[DO THIS]: From the entries below, copy every line that holds the word "signal".

[DATA ENTRIES]:

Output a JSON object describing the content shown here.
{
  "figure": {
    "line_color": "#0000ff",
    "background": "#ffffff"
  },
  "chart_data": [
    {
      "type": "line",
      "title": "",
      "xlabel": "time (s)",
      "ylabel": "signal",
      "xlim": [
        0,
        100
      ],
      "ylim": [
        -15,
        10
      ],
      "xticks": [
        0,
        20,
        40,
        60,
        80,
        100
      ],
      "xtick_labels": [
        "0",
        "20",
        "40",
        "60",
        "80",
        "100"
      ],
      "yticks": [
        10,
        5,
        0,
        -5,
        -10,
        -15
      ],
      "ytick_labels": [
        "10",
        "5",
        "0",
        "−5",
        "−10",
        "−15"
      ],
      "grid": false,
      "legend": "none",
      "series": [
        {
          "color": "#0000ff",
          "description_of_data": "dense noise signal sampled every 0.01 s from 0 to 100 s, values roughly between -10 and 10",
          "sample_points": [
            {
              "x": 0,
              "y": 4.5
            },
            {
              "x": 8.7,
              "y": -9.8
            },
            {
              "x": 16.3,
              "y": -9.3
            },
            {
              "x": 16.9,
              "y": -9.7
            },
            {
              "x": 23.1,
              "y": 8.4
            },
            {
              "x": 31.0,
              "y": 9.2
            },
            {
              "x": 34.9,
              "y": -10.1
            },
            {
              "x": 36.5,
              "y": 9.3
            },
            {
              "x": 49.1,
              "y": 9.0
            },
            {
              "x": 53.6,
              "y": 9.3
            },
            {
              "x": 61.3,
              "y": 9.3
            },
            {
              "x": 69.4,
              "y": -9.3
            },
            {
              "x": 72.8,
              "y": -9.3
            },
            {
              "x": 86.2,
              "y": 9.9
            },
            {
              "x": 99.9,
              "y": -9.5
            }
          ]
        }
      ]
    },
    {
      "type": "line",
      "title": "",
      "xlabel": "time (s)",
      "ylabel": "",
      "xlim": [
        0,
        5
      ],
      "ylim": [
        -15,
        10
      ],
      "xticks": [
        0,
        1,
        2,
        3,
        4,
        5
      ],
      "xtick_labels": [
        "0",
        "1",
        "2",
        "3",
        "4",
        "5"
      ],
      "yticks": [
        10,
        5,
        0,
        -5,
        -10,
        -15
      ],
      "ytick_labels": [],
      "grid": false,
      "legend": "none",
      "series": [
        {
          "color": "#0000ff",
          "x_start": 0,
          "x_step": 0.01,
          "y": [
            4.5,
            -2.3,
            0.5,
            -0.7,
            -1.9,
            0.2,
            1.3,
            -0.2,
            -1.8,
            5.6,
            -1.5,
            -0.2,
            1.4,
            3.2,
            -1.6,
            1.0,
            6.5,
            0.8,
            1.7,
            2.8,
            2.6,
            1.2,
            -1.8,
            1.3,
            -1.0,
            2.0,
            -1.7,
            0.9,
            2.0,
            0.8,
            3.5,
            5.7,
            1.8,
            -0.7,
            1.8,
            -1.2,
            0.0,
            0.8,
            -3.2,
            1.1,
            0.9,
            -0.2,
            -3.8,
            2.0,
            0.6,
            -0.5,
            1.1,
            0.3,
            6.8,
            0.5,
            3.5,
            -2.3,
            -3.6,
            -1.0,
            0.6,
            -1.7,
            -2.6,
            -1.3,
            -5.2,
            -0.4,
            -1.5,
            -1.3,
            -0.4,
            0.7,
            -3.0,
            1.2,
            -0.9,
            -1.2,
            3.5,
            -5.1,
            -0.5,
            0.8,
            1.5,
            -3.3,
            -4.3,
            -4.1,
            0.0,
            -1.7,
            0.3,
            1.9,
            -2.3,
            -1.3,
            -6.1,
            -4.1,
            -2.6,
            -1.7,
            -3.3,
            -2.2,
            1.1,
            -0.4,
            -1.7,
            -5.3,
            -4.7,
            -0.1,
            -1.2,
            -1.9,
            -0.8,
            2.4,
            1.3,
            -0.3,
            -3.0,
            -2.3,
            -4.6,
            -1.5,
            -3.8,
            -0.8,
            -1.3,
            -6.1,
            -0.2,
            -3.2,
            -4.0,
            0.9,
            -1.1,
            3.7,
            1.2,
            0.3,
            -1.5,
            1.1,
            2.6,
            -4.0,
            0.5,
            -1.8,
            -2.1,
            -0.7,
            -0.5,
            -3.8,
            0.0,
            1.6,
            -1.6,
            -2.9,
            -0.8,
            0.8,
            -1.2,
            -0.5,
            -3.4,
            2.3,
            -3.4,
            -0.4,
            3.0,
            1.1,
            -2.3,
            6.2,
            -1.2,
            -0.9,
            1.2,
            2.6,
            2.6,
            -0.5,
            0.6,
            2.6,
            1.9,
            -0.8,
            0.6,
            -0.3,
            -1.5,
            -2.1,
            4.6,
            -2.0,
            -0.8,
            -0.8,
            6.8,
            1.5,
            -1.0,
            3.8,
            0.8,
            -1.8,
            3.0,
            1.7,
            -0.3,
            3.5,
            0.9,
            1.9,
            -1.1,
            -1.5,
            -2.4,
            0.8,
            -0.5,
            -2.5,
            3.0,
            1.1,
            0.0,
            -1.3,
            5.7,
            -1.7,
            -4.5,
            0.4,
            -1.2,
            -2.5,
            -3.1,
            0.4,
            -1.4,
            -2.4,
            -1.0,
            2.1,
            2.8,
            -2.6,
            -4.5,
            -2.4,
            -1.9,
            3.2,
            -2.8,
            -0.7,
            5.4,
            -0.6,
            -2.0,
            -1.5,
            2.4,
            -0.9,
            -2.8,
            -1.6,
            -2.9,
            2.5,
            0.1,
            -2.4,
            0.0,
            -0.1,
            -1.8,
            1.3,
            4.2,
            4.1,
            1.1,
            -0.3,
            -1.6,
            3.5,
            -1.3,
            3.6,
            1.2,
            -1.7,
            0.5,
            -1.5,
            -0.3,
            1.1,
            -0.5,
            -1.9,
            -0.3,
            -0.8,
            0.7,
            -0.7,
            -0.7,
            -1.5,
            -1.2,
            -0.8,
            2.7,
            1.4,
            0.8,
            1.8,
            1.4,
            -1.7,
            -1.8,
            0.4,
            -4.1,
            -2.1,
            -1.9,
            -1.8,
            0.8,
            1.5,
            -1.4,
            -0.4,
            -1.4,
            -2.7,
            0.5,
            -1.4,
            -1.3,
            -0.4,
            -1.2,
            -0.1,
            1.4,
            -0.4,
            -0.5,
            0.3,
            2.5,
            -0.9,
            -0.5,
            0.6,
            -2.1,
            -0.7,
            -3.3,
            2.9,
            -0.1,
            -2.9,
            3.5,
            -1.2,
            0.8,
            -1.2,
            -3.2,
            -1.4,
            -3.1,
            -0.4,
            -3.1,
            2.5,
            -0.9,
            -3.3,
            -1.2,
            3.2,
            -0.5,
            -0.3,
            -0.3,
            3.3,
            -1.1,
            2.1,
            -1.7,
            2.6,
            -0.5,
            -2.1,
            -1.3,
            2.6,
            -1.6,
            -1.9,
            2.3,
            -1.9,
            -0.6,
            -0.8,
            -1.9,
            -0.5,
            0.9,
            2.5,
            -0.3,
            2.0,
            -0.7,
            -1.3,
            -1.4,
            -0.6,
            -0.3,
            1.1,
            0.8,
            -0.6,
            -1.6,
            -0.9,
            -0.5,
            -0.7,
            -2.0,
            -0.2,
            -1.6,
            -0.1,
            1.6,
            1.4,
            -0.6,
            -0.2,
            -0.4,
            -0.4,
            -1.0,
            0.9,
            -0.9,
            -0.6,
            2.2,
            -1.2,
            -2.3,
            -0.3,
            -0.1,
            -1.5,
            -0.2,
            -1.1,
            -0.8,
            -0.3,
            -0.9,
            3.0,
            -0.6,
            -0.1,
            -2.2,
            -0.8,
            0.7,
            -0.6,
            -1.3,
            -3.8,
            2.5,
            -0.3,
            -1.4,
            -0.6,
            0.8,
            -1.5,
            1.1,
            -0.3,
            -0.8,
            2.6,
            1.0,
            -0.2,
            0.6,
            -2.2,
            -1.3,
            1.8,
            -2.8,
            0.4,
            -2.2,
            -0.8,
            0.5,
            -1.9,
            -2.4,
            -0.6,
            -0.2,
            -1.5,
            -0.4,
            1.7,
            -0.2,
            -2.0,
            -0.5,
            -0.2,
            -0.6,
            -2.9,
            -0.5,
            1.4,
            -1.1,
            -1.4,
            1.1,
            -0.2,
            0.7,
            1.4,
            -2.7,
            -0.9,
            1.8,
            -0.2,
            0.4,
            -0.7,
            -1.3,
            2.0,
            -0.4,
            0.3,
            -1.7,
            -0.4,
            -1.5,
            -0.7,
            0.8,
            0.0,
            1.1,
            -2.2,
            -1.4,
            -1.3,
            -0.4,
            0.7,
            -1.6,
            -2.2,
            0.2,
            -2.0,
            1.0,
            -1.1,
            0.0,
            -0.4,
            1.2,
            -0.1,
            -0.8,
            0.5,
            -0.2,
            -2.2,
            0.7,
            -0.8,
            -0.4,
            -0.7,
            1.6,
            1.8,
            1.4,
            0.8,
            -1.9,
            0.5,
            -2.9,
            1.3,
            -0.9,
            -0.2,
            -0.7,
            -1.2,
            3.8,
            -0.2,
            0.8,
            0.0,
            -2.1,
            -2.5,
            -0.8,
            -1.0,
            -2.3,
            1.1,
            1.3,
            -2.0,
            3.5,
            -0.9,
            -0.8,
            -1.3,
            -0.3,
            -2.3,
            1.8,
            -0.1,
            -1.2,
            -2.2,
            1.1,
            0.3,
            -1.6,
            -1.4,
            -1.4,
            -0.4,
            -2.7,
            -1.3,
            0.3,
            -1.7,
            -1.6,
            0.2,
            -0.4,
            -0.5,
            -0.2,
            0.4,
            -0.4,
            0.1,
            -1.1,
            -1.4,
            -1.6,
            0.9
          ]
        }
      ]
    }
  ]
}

[REPLY]:
      "ylabel": "signal",
          "description_of_data": "dense noise signal sampled every 0.01 s from 0 to 100 s, values roughly between -10 and 10",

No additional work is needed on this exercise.